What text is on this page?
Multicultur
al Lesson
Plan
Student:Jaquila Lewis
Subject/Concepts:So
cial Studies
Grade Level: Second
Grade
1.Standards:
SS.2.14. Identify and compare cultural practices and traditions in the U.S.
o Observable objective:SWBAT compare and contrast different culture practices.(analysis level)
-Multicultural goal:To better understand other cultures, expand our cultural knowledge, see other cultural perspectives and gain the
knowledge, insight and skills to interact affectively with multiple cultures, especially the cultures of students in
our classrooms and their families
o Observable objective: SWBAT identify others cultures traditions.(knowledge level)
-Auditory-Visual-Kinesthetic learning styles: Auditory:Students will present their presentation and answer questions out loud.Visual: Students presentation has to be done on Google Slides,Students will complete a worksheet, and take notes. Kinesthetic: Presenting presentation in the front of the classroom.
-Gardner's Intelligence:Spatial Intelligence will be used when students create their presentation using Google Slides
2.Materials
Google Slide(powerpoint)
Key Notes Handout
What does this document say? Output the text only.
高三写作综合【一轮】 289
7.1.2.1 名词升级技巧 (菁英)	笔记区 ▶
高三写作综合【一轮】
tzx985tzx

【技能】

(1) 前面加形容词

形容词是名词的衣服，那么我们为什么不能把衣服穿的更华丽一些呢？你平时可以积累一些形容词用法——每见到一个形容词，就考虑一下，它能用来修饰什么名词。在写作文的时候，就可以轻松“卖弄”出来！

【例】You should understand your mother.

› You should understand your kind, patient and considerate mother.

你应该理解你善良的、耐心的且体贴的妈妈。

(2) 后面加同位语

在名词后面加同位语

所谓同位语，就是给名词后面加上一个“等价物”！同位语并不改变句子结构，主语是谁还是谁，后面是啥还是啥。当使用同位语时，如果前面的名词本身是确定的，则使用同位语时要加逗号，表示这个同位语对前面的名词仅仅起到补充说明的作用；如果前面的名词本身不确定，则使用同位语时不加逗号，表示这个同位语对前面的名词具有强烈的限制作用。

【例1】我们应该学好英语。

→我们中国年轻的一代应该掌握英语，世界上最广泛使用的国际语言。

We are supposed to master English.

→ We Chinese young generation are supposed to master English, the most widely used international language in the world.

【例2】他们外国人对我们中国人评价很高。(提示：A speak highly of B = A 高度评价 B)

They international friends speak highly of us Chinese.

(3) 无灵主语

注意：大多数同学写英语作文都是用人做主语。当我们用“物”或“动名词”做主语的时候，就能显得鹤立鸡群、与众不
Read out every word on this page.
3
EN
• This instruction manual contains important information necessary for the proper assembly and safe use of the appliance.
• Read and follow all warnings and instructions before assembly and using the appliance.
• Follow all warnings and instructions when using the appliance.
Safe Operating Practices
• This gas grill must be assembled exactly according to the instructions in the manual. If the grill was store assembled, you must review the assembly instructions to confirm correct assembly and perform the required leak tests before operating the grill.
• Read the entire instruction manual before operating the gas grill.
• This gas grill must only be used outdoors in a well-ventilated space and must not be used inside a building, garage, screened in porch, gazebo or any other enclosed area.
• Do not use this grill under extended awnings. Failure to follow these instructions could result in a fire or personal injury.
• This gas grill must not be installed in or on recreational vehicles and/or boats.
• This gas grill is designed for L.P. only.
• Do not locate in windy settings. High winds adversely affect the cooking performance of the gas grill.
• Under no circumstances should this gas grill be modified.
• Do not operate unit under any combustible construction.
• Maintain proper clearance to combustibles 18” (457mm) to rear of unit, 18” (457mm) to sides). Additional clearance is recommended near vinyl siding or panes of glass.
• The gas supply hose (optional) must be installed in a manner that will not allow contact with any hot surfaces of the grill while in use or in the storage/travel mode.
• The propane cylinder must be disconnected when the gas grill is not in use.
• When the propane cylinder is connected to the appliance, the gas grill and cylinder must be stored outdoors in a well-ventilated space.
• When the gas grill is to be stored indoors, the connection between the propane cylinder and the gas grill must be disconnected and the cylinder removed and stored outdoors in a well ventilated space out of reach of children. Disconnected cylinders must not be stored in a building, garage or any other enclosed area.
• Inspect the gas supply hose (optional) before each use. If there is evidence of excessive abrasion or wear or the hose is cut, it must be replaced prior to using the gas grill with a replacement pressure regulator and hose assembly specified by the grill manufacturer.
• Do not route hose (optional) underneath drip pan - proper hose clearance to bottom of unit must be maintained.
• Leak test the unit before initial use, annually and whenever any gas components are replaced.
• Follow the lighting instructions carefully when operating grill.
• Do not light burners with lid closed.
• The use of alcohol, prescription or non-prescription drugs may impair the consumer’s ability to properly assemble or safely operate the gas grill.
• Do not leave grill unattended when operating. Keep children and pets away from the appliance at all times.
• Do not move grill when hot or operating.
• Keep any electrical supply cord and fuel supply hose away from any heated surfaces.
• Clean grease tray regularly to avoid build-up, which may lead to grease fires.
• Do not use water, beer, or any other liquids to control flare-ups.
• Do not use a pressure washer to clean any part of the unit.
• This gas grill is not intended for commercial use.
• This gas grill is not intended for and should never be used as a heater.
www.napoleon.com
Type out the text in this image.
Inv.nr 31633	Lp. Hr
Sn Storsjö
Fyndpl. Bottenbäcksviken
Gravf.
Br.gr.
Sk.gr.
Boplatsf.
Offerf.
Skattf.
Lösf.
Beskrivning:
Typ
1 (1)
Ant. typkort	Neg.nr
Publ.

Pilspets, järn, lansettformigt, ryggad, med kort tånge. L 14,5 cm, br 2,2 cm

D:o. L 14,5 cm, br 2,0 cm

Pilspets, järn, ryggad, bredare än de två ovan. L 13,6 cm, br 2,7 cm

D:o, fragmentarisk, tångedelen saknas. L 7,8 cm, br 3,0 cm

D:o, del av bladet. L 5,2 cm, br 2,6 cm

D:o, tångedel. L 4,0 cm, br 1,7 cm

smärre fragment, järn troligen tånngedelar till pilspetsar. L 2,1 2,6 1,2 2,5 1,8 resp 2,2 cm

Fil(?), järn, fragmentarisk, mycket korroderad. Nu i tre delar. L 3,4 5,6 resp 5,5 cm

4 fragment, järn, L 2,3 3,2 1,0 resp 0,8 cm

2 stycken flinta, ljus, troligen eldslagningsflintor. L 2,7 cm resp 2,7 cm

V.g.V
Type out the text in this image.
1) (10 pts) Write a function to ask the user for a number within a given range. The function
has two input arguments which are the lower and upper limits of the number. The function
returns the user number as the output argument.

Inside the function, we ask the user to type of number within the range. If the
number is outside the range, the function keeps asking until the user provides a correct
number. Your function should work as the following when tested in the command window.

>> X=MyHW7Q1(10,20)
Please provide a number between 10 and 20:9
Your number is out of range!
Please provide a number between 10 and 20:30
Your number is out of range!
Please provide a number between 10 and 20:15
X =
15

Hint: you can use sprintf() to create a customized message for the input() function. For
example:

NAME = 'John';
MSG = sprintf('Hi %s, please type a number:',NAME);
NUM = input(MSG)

***

## Written exercise
Locate the word "Chinese" in the records above, and return each line that has it.

## Written answer
→ We Chinese young generation are supposed to master English, the most widely used international language in the world.
They international friends speak highly of us Chinese.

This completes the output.